What the exercise asks
Find the lines that hold the word "this" and return them.

━━━━━ Entries shown ━━━━━

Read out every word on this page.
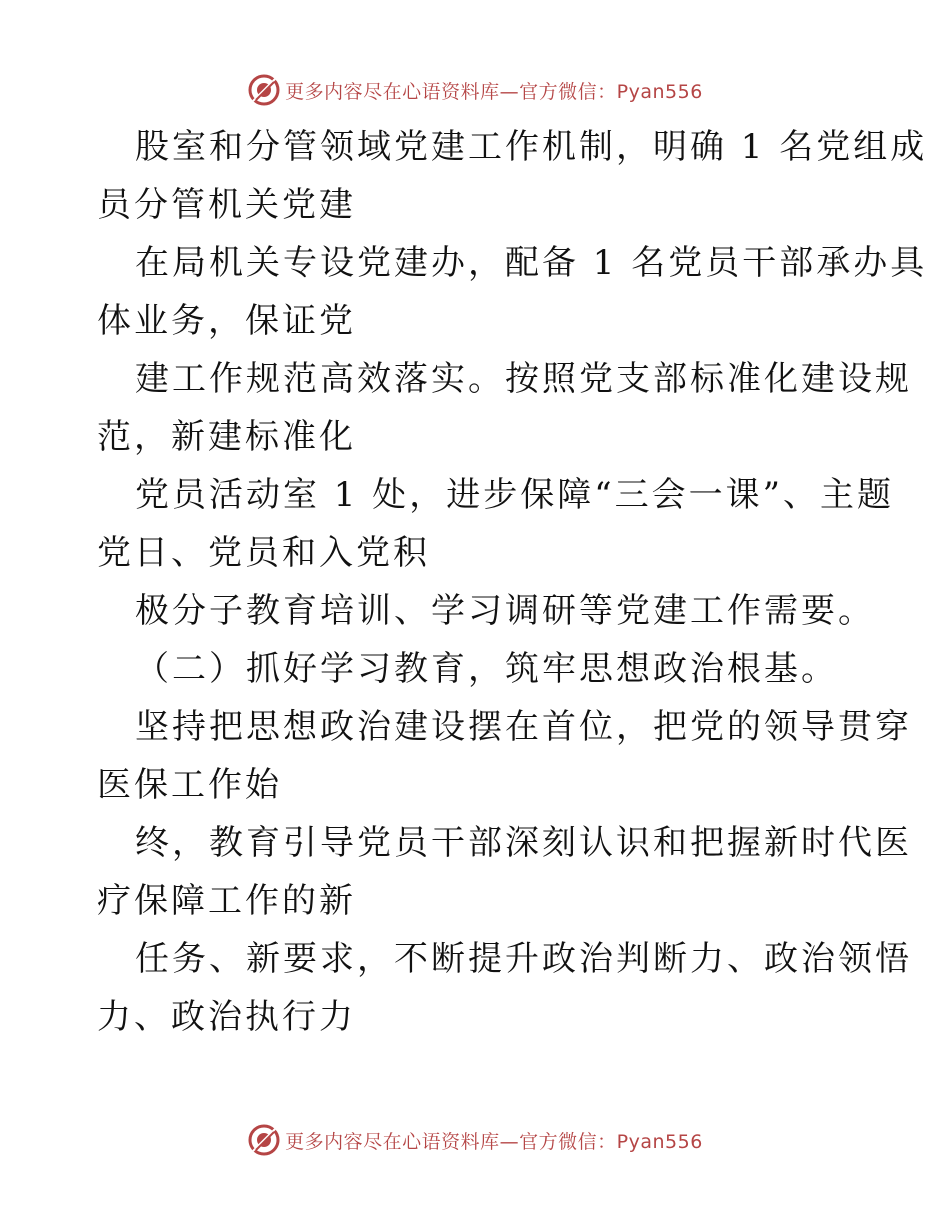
更多内容尽在心语资料库—官方微信：Pyan556
股室和分管领域党建工作机制，明确 1 名党组成
员分管机关党建
在局机关专设党建办，配备 1 名党员干部承办具
体业务，保证党
建工作规范高效落实。按照党支部标准化建设规
范，新建标准化
党员活动室 1 处，进步保障“三会一课”、主题
党日、党员和入党积
极分子教育培训、学习调研等党建工作需要。
（二）抓好学习教育，筑牢思想政治根基。
坚持把思想政治建设摆在首位，把党的领导贯穿
医保工作始
终，教育引导党员干部深刻认识和把握新时代医
疗保障工作的新
任务、新要求，不断提升政治判断力、政治领悟
力、政治执行力
更多内容尽在心语资料库—官方微信：Pyan556
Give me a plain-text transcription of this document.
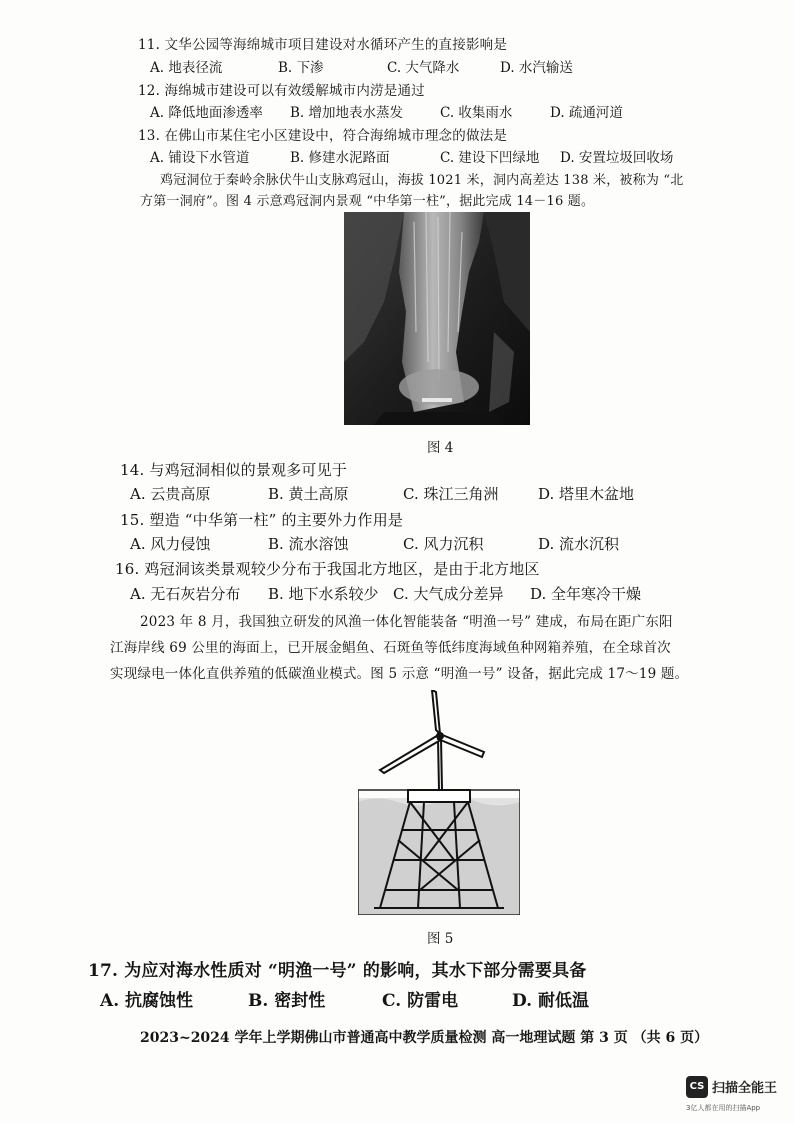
11. 文华公园等海绵城市项目建设对水循环产生的直接影响是
A. 地表径流	B. 下渗	C. 大气降水	D. 水汽输送
12. 海绵城市建设可以有效缓解城市内涝是通过
A. 降低地面渗透率 B. 增加地表水蒸发	C. 收集雨水	D. 疏通河道
13. 在佛山市某住宅小区建设中，符合海绵城市理念的做法是
A. 铺设下水管道	B. 修建水泥路面	C. 建设下凹绿地 D. 安置垃圾回收场
鸡冠洞位于秦岭余脉伏牛山支脉鸡冠山，海拔 1021 米，洞内高差达 138 米，被称为 “北
方第一洞府”。图 4 示意鸡冠洞内景观 “中华第一柱”，据此完成 14－16 题。
图 4
14. 与鸡冠洞相似的景观多可见于
A. 云贵高原	B. 黄土高原	C. 珠江三角洲	D. 塔里木盆地
15. 塑造 “中华第一柱” 的主要外力作用是
A. 风力侵蚀	B. 流水溶蚀	C. 风力沉积	D. 流水沉积
16. 鸡冠洞该类景观较少分布于我国北方地区，是由于北方地区
A. 无石灰岩分布 B. 地下水系较少 C. 大气成分差异 D. 全年寒冷干燥
2023 年 8 月，我国独立研发的风渔一体化智能装备 “明渔一号” 建成，布局在距广东阳
江海岸线 69 公里的海面上，已开展金鲳鱼、石斑鱼等低纬度海域鱼种网箱养殖，在全球首次
实现绿电一体化直供养殖的低碳渔业模式。图 5 示意 “明渔一号” 设备，据此完成 17～19 题。
图 5
17. 为应对海水性质对 “明渔一号” 的影响，其水下部分需要具备
A. 抗腐蚀性	B. 密封性	C. 防雷电	D. 耐低温
2023~2024 学年上学期佛山市普通高中教学质量检测 高一地理试题 第 3 页 （共 6 页）
CS 扫描全能王
3亿人都在用的扫描App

━━━━━

Solution to the exercise
Read out every word on this page.
Give me a plain-text transcription of this document.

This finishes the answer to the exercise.